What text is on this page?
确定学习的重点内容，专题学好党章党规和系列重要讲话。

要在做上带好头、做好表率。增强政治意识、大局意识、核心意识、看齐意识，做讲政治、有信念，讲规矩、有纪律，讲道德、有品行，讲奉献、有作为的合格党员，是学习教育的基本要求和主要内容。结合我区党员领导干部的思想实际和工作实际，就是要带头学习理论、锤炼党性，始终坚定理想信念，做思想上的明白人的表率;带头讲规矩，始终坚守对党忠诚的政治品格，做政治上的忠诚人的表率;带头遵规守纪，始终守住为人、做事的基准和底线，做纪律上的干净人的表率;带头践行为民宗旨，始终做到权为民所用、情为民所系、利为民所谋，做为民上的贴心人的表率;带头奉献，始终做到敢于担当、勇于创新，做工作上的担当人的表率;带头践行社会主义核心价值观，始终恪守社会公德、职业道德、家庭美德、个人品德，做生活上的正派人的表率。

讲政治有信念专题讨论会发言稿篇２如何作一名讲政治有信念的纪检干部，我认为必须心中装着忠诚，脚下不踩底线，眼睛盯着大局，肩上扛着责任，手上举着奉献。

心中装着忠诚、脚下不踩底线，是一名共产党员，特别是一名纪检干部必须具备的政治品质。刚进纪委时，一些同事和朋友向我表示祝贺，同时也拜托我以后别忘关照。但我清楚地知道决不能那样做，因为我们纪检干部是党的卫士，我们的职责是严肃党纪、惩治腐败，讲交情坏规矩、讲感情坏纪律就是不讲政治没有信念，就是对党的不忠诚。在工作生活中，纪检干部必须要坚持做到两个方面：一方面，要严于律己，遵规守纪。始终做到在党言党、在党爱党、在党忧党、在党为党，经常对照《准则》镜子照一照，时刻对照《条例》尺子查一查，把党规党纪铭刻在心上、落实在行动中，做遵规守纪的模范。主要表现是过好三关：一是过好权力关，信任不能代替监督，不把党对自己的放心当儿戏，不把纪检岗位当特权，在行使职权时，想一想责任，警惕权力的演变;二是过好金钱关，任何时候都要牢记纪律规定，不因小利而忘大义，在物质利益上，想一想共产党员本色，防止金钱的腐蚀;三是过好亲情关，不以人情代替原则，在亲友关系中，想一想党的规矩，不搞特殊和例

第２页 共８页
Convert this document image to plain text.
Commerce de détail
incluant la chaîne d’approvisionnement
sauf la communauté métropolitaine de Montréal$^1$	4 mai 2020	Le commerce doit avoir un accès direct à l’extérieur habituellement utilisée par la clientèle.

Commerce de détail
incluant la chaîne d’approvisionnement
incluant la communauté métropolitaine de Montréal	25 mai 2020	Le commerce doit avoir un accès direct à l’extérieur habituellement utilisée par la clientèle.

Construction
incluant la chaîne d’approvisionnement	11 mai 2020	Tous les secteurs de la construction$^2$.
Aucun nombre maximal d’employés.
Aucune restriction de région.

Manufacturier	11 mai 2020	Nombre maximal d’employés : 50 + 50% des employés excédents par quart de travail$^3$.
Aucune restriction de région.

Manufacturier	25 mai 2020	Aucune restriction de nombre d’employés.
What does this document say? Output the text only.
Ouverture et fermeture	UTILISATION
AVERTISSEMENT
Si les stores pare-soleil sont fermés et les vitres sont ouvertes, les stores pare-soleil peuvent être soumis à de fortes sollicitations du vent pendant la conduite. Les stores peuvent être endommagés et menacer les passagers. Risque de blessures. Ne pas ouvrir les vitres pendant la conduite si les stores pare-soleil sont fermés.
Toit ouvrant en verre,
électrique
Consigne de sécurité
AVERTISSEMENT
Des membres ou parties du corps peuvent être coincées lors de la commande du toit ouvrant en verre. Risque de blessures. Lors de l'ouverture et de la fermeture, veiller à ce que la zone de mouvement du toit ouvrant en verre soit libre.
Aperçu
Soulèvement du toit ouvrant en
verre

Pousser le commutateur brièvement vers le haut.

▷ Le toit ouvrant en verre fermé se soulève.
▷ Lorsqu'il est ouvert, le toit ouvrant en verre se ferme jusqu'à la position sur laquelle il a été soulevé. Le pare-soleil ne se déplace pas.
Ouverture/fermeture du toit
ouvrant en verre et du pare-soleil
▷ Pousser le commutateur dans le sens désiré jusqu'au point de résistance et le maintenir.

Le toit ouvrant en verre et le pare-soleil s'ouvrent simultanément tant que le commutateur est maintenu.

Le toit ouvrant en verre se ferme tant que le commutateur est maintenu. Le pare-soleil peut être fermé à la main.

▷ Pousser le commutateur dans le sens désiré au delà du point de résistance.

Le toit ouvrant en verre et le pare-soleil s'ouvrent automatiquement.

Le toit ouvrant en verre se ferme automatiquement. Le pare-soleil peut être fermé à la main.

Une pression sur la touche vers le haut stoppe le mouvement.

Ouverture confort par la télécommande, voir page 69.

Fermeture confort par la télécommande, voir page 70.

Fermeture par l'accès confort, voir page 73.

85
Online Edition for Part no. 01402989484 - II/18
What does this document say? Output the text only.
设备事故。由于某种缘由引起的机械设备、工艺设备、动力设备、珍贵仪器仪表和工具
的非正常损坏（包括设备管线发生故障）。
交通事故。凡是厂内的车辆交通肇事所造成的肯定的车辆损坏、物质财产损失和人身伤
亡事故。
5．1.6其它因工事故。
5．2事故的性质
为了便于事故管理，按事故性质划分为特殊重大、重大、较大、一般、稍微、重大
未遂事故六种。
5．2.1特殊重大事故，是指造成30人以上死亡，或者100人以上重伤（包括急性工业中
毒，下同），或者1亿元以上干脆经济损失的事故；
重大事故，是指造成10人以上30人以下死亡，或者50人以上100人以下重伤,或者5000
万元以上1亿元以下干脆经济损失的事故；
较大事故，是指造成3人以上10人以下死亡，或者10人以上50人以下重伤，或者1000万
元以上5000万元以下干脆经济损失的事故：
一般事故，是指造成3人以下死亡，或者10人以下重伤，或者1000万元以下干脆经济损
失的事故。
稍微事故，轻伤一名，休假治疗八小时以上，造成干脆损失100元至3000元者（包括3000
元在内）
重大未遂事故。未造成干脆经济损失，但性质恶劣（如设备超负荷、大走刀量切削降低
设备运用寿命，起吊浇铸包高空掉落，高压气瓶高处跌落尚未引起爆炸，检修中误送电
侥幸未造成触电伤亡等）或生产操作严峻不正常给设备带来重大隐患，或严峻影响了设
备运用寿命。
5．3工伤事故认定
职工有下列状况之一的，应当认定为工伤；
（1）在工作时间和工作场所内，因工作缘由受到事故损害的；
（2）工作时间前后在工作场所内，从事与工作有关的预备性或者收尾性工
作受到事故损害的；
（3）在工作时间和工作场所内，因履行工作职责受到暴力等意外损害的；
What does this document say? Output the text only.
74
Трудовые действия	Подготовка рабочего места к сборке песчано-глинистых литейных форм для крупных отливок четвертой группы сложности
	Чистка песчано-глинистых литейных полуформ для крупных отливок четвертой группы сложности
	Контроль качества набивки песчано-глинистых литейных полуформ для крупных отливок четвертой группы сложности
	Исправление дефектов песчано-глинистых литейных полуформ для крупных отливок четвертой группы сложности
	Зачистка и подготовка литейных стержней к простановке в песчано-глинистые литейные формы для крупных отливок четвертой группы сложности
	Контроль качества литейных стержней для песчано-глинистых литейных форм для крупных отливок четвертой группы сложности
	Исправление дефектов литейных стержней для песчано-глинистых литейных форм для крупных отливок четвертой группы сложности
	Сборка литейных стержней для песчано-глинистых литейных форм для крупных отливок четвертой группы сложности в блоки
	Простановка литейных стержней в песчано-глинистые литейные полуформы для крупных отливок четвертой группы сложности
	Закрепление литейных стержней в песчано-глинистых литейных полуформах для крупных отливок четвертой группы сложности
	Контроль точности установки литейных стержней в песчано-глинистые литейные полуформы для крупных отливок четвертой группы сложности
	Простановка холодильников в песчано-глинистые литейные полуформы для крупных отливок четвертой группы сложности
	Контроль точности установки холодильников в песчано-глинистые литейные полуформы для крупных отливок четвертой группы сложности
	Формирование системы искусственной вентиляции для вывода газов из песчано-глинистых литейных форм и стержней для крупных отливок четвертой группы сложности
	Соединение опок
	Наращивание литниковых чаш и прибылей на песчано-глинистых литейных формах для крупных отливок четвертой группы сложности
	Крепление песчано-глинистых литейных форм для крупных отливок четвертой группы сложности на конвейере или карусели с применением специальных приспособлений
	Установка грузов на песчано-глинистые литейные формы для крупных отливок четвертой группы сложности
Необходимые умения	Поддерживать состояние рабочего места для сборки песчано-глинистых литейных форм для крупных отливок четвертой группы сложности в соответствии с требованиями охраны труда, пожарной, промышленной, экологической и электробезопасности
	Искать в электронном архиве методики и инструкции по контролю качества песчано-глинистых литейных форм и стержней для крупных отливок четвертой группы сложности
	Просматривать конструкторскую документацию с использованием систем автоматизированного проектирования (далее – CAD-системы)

—————

Collect every line with the string "sens" from the records, and copy each.

§ FINAL ANSWER
▷ Pousser le commutateur dans le sens désiré jusqu'au point de résistance et le maintenir.
▷ Pousser le commutateur dans le sens désiré au delà du point de résistance.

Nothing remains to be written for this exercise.